## Begin Stored rows

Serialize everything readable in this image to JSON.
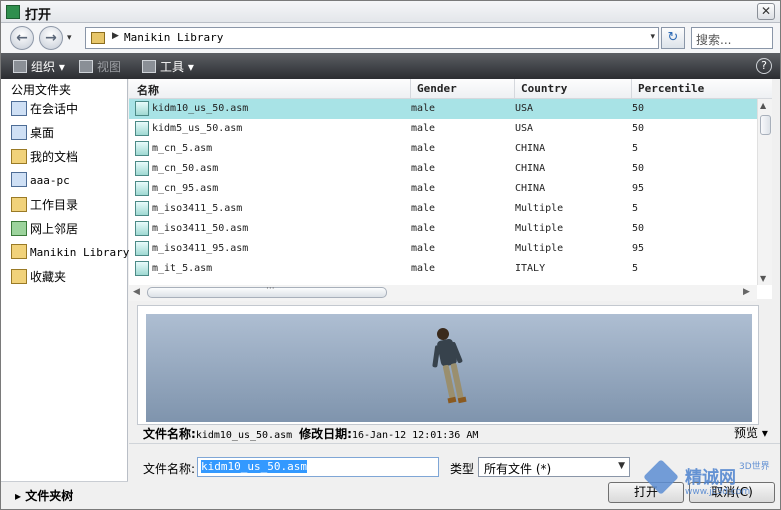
{
  "window": {
    "title": "打开",
    "close_glyph": "✕"
  },
  "nav": {
    "back_glyph": "←",
    "forward_glyph": "→",
    "dropdown_glyph": "▾",
    "address_arrow": "▶",
    "address": "Manikin Library",
    "refresh_glyph": "↻",
    "search_placeholder": "搜索..."
  },
  "toolbar": {
    "organize": "组织 ▾",
    "views": "视图",
    "tools": "工具 ▾",
    "help_glyph": "?"
  },
  "sidebar": {
    "header": "公用文件夹",
    "items": [
      {
        "label": "在会话中",
        "icon": "monitor-icon"
      },
      {
        "label": "桌面",
        "icon": "desktop-icon"
      },
      {
        "label": "我的文档",
        "icon": "documents-icon"
      },
      {
        "label": "aaa-pc",
        "icon": "computer-icon"
      },
      {
        "label": "工作目录",
        "icon": "working-directory-icon"
      },
      {
        "label": "网上邻居",
        "icon": "network-icon"
      },
      {
        "label": "Manikin Library",
        "icon": "folder-icon"
      },
      {
        "label": "收藏夹",
        "icon": "favorites-icon"
      }
    ],
    "folder_tree": "▸ 文件夹树"
  },
  "list": {
    "columns": [
      "名称",
      "Gender",
      "Country",
      "Percentile"
    ],
    "rows": [
      {
        "name": "kidm10_us_50.asm",
        "gender": "male",
        "country": "USA",
        "percentile": "50",
        "selected": true
      },
      {
        "name": "kidm5_us_50.asm",
        "gender": "male",
        "country": "USA",
        "percentile": "50"
      },
      {
        "name": "m_cn_5.asm",
        "gender": "male",
        "country": "CHINA",
        "percentile": "5"
      },
      {
        "name": "m_cn_50.asm",
        "gender": "male",
        "country": "CHINA",
        "percentile": "50"
      },
      {
        "name": "m_cn_95.asm",
        "gender": "male",
        "country": "CHINA",
        "percentile": "95"
      },
      {
        "name": "m_iso3411_5.asm",
        "gender": "male",
        "country": "Multiple",
        "percentile": "5"
      },
      {
        "name": "m_iso3411_50.asm",
        "gender": "male",
        "country": "Multiple",
        "percentile": "50"
      },
      {
        "name": "m_iso3411_95.asm",
        "gender": "male",
        "country": "Multiple",
        "percentile": "95"
      },
      {
        "name": "m_it_5.asm",
        "gender": "male",
        "country": "ITALY",
        "percentile": "5"
      }
    ]
  },
  "preview": {
    "file_label": "文件名称:",
    "file_value": "kidm10_us_50.asm",
    "date_label": "修改日期:",
    "date_value": "16-Jan-12 12:01:36 AM",
    "toggle": "预览 ▾"
  },
  "bottom": {
    "filename_label": "文件名称:",
    "filename_value": "kidm10_us_50.asm",
    "type_label": "类型",
    "type_value": "所有文件 (*)",
    "open_button": "打开",
    "cancel_button": "取消(C)"
  },
  "watermark": {
    "name": "精诚网",
    "tag": "3D世界",
    "url": "www.jc3d.com"
  }
}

## End Stored rows

Quote every record above exactly, leaving out any pictures.

** Output below **
Serialize everything readable in this image to JSON.
{
  "window": {
    "title": "打开",
    "close_glyph": "✕"
  },
  "nav": {
    "back_glyph": "←",
    "forward_glyph": "→",
    "dropdown_glyph": "▾",
    "address_arrow": "▶",
    "address": "Manikin Library",
    "refresh_glyph": "↻",
    "search_placeholder": "搜索..."
  },
  "toolbar": {
    "organize": "组织 ▾",
    "views": "视图",
    "tools": "工具 ▾",
    "help_glyph": "?"
  },
  "sidebar": {
    "header": "公用文件夹",
    "items": [
      {
        "label": "在会话中",
        "icon": "monitor-icon"
      },
      {
        "label": "桌面",
        "icon": "desktop-icon"
      },
      {
        "label": "我的文档",
        "icon": "documents-icon"
      },
      {
        "label": "aaa-pc",
        "icon": "computer-icon"
      },
      {
        "label": "工作目录",
        "icon": "working-directory-icon"
      },
      {
        "label": "网上邻居",
        "icon": "network-icon"
      },
      {
        "label": "Manikin Library",
        "icon": "folder-icon"
      },
      {
        "label": "收藏夹",
        "icon": "favorites-icon"
      }
    ],
    "folder_tree": "▸ 文件夹树"
  },
  "list": {
    "columns": [
      "名称",
      "Gender",
      "Country",
      "Percentile"
    ],
    "rows": [
      {
        "name": "kidm10_us_50.asm",
        "gender": "male",
        "country": "USA",
        "percentile": "50",
        "selected": true
      },
      {
        "name": "kidm5_us_50.asm",
        "gender": "male",
        "country": "USA",
        "percentile": "50"
      },
      {
        "name": "m_cn_5.asm",
        "gender": "male",
        "country": "CHINA",
        "percentile": "5"
      },
      {
        "name": "m_cn_50.asm",
        "gender": "male",
        "country": "CHINA",
        "percentile": "50"
      },
      {
        "name": "m_cn_95.asm",
        "gender": "male",
        "country": "CHINA",
        "percentile": "95"
      },
      {
        "name": "m_iso3411_5.asm",
        "gender": "male",
        "country": "Multiple",
        "percentile": "5"
      },
      {
        "name": "m_iso3411_50.asm",
        "gender": "male",
        "country": "Multiple",
        "percentile": "50"
      },
      {
        "name": "m_iso3411_95.asm",
        "gender": "male",
        "country": "Multiple",
        "percentile": "95"
      },
      {
        "name": "m_it_5.asm",
        "gender": "male",
        "country": "ITALY",
        "percentile": "5"
      }
    ]
  },
  "preview": {
    "file_label": "文件名称:",
    "file_value": "kidm10_us_50.asm",
    "date_label": "修改日期:",
    "date_value": "16-Jan-12 12:01:36 AM",
    "toggle": "预览 ▾"
  },
  "bottom": {
    "filename_label": "文件名称:",
    "filename_value": "kidm10_us_50.asm",
    "type_label": "类型",
    "type_value": "所有文件 (*)",
    "open_button": "打开",
    "cancel_button": "取消(C)"
  },
  "watermark": {
    "name": "精诚网",
    "tag": "3D世界",
    "url": "www.jc3d.com"
  }
}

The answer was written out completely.